What is required
For the data below, report only the number of lines containing the string "point".

### Supplied data ###

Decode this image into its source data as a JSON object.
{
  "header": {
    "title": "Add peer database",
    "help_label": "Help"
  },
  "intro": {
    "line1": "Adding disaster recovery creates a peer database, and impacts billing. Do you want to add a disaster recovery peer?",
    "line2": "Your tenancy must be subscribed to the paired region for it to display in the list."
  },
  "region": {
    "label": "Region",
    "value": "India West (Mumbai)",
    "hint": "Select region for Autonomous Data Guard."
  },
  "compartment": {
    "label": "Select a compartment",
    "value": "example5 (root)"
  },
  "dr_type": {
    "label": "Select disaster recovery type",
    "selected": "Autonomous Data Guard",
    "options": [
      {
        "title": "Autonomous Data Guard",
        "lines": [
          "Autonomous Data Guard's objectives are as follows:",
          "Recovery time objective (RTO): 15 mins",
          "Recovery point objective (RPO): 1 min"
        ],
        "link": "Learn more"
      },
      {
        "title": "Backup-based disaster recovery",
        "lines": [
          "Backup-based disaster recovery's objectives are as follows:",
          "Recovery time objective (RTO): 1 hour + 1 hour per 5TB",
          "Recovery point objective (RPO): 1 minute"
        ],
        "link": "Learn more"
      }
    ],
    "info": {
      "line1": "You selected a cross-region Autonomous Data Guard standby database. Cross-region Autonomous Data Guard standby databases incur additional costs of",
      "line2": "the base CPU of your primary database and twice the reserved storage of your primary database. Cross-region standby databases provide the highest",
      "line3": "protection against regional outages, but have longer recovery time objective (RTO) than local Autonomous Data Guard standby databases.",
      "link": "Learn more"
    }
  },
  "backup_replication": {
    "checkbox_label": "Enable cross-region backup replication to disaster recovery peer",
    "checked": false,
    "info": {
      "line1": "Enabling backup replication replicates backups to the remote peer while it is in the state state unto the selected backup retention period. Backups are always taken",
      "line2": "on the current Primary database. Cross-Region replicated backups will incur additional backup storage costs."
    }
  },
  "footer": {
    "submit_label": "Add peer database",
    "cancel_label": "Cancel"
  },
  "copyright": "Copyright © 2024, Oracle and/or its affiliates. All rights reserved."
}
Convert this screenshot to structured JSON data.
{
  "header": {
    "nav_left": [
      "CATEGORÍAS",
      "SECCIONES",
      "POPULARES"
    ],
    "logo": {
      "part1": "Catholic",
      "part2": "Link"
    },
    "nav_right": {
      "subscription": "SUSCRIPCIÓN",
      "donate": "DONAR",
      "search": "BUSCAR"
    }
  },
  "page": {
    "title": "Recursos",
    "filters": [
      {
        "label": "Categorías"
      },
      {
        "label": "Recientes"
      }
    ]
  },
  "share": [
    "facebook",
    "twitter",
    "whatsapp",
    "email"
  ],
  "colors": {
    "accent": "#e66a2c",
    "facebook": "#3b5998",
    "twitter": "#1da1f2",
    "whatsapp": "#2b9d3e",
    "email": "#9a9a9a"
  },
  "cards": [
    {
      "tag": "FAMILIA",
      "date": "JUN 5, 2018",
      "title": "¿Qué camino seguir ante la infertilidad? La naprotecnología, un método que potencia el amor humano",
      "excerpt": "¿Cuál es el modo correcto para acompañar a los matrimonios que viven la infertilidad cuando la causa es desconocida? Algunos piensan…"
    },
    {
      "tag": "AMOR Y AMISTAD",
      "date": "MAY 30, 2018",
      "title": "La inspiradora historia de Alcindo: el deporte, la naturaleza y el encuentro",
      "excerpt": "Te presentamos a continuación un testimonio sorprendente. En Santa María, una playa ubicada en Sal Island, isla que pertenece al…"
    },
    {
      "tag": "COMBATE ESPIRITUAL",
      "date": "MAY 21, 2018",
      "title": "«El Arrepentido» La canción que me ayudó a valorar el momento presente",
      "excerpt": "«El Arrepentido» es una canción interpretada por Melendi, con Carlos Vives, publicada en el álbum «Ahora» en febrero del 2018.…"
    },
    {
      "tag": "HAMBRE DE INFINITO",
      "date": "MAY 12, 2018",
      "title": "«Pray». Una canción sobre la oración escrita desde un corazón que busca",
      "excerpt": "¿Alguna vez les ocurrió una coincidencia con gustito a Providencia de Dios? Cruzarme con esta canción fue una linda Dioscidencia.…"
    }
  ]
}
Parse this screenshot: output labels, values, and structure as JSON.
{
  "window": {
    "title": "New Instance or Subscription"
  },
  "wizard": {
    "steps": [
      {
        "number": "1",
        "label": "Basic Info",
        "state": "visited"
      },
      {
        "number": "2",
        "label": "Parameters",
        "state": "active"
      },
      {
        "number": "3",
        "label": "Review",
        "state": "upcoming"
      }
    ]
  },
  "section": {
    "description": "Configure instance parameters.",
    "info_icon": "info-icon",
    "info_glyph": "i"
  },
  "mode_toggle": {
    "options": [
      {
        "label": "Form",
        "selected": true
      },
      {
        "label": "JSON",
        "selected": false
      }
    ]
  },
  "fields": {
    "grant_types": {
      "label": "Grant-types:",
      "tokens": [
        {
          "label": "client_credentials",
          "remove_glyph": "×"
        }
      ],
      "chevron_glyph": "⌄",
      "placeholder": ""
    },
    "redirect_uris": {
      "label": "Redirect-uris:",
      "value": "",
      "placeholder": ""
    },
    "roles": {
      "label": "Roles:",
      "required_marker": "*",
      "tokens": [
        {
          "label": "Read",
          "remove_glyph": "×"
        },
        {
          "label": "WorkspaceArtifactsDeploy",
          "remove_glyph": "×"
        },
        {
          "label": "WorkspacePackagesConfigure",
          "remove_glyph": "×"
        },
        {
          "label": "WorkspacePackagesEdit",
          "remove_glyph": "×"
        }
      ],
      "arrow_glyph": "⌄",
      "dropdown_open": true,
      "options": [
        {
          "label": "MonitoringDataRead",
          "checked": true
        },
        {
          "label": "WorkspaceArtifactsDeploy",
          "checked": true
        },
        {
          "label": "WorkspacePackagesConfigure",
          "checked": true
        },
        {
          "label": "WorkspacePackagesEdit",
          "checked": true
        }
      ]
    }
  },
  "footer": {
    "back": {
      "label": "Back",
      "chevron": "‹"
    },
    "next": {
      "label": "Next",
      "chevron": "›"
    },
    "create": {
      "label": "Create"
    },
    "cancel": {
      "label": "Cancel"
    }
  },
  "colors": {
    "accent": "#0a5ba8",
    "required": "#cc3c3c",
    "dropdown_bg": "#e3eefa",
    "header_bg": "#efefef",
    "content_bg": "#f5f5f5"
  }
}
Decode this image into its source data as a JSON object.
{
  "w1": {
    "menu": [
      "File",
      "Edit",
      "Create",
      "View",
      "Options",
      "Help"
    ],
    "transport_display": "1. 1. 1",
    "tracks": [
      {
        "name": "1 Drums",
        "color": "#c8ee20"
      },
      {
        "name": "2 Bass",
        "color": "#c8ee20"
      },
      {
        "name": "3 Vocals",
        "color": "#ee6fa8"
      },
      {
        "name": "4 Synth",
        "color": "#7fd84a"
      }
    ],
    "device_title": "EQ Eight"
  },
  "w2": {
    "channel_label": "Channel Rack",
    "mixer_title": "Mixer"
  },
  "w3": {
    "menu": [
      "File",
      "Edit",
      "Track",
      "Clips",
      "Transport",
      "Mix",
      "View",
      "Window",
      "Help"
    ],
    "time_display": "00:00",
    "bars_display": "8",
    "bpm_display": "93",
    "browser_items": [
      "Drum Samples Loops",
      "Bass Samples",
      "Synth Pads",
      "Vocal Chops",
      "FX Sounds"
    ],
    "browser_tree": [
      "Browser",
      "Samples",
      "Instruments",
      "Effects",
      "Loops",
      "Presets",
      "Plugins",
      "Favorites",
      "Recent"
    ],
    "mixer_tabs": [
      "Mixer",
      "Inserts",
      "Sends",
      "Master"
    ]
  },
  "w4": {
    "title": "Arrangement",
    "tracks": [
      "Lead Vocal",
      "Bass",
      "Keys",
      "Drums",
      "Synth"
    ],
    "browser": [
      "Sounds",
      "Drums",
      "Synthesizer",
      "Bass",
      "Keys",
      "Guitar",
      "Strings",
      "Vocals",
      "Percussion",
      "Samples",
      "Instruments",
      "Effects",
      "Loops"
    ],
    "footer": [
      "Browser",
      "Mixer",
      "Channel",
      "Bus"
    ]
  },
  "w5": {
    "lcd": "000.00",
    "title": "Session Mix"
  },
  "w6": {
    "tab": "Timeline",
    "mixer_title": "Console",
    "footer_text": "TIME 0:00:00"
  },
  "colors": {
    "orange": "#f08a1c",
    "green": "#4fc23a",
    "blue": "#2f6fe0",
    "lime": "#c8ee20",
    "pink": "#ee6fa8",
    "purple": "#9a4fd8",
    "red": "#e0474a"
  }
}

###

Answer in full
2